(Dataset items)
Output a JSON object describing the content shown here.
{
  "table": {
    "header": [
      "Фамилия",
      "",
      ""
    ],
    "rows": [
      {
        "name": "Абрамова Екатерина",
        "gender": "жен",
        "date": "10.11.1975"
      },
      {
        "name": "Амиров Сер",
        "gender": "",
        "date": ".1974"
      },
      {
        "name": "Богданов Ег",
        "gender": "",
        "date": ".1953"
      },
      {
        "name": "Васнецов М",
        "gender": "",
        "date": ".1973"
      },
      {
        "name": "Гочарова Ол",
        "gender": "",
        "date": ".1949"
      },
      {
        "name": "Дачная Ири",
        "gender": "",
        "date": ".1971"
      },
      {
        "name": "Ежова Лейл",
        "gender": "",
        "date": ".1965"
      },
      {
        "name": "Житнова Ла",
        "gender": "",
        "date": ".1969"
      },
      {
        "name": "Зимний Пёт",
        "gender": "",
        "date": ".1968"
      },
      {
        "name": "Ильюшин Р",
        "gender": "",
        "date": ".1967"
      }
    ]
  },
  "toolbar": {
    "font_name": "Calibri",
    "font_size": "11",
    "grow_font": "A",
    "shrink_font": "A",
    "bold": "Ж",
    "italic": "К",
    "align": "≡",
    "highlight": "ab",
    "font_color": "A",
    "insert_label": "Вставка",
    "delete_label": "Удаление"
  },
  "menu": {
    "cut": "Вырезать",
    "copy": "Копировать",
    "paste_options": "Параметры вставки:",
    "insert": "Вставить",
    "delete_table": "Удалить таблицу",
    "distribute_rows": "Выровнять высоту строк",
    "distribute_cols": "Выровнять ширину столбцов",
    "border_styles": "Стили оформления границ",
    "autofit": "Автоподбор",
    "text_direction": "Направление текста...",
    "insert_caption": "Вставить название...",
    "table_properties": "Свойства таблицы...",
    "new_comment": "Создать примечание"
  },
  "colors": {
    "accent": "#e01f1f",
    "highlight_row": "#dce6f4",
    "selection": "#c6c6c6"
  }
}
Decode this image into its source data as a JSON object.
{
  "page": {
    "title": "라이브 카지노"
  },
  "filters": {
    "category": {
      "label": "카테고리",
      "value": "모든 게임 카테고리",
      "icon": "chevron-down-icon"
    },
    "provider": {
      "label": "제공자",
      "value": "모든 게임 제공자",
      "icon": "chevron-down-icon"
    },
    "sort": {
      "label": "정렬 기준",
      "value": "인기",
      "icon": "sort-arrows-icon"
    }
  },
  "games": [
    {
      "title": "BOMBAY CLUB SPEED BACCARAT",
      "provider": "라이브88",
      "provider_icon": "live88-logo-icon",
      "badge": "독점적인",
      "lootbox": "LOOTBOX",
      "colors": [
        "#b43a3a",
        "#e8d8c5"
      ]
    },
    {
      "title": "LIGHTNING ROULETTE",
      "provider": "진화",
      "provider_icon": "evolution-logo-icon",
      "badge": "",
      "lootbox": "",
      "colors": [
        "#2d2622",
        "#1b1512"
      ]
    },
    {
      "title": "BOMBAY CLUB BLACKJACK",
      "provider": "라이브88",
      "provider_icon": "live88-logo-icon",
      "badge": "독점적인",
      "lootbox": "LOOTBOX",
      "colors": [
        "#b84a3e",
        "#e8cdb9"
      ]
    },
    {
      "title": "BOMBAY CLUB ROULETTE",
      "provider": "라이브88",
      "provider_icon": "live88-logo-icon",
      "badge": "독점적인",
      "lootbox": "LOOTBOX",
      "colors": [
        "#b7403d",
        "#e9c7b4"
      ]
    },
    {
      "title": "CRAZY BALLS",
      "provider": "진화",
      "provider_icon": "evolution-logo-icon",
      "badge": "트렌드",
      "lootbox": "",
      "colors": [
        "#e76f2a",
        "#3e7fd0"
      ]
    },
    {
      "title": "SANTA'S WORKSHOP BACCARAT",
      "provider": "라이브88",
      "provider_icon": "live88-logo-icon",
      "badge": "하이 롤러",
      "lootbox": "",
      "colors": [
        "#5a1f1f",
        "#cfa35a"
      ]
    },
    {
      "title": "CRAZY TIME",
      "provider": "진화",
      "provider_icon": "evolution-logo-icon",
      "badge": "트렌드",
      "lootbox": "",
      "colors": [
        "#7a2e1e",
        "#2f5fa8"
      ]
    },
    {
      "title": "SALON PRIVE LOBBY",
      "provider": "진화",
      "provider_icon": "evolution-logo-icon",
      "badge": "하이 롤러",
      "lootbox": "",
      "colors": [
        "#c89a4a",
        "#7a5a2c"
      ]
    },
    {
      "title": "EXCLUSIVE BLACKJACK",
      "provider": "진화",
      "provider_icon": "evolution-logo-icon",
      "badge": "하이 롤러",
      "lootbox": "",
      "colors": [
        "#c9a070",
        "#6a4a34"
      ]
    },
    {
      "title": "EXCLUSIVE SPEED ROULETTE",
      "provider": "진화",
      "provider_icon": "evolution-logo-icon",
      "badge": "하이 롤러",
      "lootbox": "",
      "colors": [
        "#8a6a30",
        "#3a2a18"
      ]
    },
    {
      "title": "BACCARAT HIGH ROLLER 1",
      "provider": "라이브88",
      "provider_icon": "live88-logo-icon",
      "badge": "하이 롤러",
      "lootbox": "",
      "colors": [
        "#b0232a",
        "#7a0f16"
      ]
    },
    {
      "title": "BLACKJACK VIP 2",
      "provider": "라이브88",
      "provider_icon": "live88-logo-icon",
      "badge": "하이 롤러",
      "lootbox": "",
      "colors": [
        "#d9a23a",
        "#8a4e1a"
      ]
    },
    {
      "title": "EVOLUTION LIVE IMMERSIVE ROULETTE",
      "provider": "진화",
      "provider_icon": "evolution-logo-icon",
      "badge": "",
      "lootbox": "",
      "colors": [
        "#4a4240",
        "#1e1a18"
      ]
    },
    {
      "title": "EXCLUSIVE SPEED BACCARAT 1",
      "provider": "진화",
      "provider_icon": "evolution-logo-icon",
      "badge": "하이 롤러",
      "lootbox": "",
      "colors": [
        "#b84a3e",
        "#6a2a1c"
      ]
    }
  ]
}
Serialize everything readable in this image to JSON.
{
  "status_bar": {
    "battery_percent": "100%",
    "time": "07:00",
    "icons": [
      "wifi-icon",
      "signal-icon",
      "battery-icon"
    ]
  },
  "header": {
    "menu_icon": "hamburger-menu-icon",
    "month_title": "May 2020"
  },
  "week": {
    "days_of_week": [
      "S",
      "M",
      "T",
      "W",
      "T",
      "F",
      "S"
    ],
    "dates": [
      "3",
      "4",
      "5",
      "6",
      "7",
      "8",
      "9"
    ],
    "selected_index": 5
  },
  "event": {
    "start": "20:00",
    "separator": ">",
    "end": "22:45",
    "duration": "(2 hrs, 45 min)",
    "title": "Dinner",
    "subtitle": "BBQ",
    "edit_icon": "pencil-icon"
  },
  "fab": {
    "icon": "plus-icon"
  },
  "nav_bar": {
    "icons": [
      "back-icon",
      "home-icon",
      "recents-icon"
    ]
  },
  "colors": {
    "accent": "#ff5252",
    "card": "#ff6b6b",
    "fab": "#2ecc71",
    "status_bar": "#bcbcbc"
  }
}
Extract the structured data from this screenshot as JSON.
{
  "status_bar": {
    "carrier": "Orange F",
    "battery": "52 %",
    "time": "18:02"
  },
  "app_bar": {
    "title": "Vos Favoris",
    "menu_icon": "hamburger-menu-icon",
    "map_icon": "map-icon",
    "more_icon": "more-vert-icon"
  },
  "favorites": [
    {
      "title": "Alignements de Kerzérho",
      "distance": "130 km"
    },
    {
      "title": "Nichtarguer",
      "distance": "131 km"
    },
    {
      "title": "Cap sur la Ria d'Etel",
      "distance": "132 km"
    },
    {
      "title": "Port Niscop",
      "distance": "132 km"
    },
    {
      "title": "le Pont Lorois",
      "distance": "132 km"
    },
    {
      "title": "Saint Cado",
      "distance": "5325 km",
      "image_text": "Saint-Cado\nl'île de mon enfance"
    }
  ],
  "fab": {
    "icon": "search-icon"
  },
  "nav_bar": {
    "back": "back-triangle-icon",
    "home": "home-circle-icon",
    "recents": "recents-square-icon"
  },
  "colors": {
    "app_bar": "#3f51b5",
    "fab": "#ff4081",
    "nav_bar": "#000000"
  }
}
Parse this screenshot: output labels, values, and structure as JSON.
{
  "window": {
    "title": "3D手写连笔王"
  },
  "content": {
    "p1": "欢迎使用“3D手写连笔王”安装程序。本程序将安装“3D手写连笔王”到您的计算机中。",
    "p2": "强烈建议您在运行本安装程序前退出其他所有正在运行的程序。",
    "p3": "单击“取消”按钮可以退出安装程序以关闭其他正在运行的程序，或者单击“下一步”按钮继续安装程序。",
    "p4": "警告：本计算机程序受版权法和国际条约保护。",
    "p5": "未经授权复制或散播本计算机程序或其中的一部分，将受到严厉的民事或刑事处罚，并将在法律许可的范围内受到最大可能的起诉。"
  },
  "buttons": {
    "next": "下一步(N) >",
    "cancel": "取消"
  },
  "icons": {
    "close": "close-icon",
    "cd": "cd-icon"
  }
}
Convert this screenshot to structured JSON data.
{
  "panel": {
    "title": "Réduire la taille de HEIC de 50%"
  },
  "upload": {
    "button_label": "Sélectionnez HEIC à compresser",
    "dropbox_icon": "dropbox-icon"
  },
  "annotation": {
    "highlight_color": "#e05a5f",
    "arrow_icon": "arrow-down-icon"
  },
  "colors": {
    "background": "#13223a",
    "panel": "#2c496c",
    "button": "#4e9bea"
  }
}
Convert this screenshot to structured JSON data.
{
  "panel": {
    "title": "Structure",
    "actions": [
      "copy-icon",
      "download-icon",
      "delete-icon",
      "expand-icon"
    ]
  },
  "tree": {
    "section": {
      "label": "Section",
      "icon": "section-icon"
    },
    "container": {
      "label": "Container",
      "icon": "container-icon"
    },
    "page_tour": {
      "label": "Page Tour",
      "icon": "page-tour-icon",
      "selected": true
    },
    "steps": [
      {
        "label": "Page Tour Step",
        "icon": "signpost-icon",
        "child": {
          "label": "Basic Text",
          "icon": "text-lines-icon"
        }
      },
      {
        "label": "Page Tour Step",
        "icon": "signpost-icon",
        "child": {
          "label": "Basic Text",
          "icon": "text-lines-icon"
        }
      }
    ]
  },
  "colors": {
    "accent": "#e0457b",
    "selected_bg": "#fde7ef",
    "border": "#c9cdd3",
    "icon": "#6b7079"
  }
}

*Exercise aim:* In the records above, locate the line that contains "Parse this screenshot: output". Repeat it and every line after it, exactly, and nothing else.

*Full response:*
Parse this screenshot: output labels, values, and structure as JSON.
{
  "window": {
    "title": "3D手写连笔王"
  },
  "content": {
    "p1": "欢迎使用“3D手写连笔王”安装程序。本程序将安装“3D手写连笔王”到您的计算机中。",
    "p2": "强烈建议您在运行本安装程序前退出其他所有正在运行的程序。",
    "p3": "单击“取消”按钮可以退出安装程序以关闭其他正在运行的程序，或者单击“下一步”按钮继续安装程序。",
    "p4": "警告：本计算机程序受版权法和国际条约保护。",
    "p5": "未经授权复制或散播本计算机程序或其中的一部分，将受到严厉的民事或刑事处罚，并将在法律许可的范围内受到最大可能的起诉。"
  },
  "buttons": {
    "next": "下一步(N) >",
    "cancel": "取消"
  },
  "icons": {
    "close": "close-icon",
    "cd": "cd-icon"
  }
}
Convert this screenshot to structured JSON data.
{
  "panel": {
    "title": "Réduire la taille de HEIC de 50%"
  },
  "upload": {
    "button_label": "Sélectionnez HEIC à compresser",
    "dropbox_icon": "dropbox-icon"
  },
  "annotation": {
    "highlight_color": "#e05a5f",
    "arrow_icon": "arrow-down-icon"
  },
  "colors": {
    "background": "#13223a",
    "panel": "#2c496c",
    "button": "#4e9bea"
  }
}
Convert this screenshot to structured JSON data.
{
  "panel": {
    "title": "Structure",
    "actions": [
      "copy-icon",
      "download-icon",
      "delete-icon",
      "expand-icon"
    ]
  },
  "tree": {
    "section": {
      "label": "Section",
      "icon": "section-icon"
    },
    "container": {
      "label": "Container",
      "icon": "container-icon"
    },
    "page_tour": {
      "label": "Page Tour",
      "icon": "page-tour-icon",
      "selected": true
    },
    "steps": [
      {
        "label": "Page Tour Step",
        "icon": "signpost-icon",
        "child": {
          "label": "Basic Text",
          "icon": "text-lines-icon"
        }
      },
      {
        "label": "Page Tour Step",
        "icon": "signpost-icon",
        "child": {
          "label": "Basic Text",
          "icon": "text-lines-icon"
        }
      }
    ]
  },
  "colors": {
    "accent": "#e0457b",
    "selected_bg": "#fde7ef",
    "border": "#c9cdd3",
    "icon": "#6b7079"
  }
}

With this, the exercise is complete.